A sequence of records
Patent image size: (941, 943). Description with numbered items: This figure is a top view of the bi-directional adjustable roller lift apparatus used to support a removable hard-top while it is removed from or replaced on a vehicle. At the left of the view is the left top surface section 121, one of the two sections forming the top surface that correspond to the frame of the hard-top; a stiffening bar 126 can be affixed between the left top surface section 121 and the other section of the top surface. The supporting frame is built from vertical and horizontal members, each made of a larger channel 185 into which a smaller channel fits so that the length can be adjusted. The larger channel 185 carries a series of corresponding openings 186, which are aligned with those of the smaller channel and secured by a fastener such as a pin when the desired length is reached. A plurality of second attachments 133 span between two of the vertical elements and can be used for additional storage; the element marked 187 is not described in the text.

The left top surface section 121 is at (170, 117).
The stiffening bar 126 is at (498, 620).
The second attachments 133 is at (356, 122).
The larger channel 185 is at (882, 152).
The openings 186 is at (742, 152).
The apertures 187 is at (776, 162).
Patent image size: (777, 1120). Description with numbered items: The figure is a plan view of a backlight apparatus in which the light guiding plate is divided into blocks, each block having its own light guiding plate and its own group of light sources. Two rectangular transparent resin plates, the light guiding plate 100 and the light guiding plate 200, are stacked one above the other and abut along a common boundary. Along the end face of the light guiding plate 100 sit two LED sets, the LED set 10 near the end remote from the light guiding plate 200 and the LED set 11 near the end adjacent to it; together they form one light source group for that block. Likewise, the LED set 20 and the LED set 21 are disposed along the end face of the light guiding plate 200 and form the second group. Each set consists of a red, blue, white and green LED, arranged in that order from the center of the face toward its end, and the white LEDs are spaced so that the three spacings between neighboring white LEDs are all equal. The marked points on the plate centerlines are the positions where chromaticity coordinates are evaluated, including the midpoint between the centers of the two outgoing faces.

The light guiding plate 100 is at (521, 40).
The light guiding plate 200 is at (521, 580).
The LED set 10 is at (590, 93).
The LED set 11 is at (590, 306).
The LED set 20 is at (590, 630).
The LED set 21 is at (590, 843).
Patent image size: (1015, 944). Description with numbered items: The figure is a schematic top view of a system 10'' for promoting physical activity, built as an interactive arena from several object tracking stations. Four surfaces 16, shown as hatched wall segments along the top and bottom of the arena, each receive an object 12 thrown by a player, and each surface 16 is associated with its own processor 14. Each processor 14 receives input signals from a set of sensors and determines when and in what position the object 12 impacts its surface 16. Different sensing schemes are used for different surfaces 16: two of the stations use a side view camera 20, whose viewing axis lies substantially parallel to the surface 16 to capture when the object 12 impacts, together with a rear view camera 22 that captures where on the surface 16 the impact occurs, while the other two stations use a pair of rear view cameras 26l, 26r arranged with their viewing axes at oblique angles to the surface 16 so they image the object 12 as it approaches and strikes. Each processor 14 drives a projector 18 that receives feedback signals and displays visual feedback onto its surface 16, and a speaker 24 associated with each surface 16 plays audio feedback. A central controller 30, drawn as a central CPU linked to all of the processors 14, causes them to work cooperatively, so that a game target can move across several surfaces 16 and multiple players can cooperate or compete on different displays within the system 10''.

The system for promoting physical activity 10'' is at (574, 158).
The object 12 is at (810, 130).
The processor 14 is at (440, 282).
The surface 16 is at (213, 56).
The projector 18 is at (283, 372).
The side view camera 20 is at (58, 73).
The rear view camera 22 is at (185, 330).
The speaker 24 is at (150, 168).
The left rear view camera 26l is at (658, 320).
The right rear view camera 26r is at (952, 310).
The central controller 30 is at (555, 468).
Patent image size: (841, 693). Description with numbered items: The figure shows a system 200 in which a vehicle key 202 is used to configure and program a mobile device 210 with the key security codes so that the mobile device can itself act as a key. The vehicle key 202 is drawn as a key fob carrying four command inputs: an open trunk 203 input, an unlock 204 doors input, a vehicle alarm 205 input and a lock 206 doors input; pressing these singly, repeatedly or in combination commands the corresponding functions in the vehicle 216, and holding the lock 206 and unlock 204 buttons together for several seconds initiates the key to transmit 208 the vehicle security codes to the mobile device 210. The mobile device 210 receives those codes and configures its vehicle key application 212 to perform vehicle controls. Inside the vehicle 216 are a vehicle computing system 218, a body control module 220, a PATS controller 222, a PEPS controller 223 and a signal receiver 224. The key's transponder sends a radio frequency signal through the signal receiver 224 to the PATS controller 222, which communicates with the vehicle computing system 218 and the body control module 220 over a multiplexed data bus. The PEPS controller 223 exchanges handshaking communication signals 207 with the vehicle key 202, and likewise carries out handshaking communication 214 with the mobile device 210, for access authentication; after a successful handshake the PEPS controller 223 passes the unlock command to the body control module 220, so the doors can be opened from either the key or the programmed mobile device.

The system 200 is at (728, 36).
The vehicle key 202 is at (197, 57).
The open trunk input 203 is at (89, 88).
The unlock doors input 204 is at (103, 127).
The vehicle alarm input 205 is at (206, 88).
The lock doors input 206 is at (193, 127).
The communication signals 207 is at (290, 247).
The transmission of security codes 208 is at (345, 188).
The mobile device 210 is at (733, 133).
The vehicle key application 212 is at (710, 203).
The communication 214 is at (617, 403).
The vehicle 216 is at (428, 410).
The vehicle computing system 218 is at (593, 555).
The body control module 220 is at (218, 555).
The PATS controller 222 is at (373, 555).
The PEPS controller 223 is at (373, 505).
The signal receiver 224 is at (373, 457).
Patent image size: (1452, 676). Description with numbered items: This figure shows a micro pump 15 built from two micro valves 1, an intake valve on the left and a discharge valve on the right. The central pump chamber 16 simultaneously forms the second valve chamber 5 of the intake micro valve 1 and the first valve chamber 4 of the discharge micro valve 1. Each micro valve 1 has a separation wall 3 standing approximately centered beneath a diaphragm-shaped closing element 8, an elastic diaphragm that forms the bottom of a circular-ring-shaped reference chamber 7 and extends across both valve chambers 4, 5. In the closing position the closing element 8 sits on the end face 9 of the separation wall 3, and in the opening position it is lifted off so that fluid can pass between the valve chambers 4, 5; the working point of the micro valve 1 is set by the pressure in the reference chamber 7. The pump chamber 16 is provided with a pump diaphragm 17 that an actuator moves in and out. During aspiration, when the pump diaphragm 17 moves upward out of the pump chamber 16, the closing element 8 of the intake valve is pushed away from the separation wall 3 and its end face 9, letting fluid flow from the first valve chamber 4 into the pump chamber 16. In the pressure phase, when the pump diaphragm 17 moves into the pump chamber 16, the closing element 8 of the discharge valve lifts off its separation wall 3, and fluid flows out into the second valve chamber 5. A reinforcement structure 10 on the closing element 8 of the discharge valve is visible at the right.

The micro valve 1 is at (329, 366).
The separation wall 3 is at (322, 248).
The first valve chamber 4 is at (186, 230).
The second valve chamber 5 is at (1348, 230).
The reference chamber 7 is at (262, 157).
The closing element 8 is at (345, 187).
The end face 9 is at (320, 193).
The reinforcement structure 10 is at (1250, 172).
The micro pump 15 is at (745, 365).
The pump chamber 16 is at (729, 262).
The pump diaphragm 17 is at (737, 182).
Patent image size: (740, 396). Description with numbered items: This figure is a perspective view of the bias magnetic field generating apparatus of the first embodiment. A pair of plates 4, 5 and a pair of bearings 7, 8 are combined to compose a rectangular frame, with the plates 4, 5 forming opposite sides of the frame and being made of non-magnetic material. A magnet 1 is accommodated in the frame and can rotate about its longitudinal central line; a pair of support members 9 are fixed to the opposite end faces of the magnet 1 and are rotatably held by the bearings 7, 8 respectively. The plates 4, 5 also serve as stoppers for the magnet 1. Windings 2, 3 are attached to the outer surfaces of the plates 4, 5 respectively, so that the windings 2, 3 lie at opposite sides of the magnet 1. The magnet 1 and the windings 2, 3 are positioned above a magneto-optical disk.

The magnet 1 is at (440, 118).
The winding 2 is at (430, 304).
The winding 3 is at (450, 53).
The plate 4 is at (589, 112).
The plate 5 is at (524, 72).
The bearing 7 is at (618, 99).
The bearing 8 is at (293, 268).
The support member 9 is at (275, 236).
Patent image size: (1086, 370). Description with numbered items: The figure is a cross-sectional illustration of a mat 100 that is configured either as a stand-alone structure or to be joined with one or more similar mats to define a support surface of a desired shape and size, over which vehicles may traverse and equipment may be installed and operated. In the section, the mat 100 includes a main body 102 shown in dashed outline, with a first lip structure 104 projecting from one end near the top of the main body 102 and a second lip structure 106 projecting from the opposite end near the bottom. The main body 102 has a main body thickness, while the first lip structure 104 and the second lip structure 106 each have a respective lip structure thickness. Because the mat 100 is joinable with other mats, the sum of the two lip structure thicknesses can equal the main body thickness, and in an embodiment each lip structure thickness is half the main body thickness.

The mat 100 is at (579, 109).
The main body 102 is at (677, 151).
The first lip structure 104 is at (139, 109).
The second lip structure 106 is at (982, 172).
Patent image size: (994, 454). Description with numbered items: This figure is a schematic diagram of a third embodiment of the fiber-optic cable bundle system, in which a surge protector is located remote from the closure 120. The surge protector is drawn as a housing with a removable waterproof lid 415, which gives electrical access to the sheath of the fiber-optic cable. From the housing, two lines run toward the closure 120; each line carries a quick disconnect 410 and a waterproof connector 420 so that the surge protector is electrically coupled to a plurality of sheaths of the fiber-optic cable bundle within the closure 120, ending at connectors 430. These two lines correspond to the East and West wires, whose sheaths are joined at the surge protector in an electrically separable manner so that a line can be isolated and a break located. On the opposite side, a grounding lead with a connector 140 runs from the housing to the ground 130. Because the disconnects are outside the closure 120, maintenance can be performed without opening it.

### WHAT IS BEING ASKED
Copy the records word for word, starting with the first line and going on through the line containing "The apertures 187 is at (776, 162).".

### FULL OUTPUT
Patent image size: (941, 943). Description with numbered items: This figure is a top view of the bi-directional adjustable roller lift apparatus used to support a removable hard-top while it is removed from or replaced on a vehicle. At the left of the view is the left top surface section 121, one of the two sections forming the top surface that correspond to the frame of the hard-top; a stiffening bar 126 can be affixed between the left top surface section 121 and the other section of the top surface. The supporting frame is built from vertical and horizontal members, each made of a larger channel 185 into which a smaller channel fits so that the length can be adjusted. The larger channel 185 carries a series of corresponding openings 186, which are aligned with those of the smaller channel and secured by a fastener such as a pin when the desired length is reached. A plurality of second attachments 133 span between two of the vertical elements and can be used for additional storage; the element marked 187 is not described in the text.

The left top surface section 121 is at (170, 117).
The stiffening bar 126 is at (498, 620).
The second attachments 133 is at (356, 122).
The larger channel 185 is at (882, 152).
The openings 186 is at (742, 152).
The apertures 187 is at (776, 162).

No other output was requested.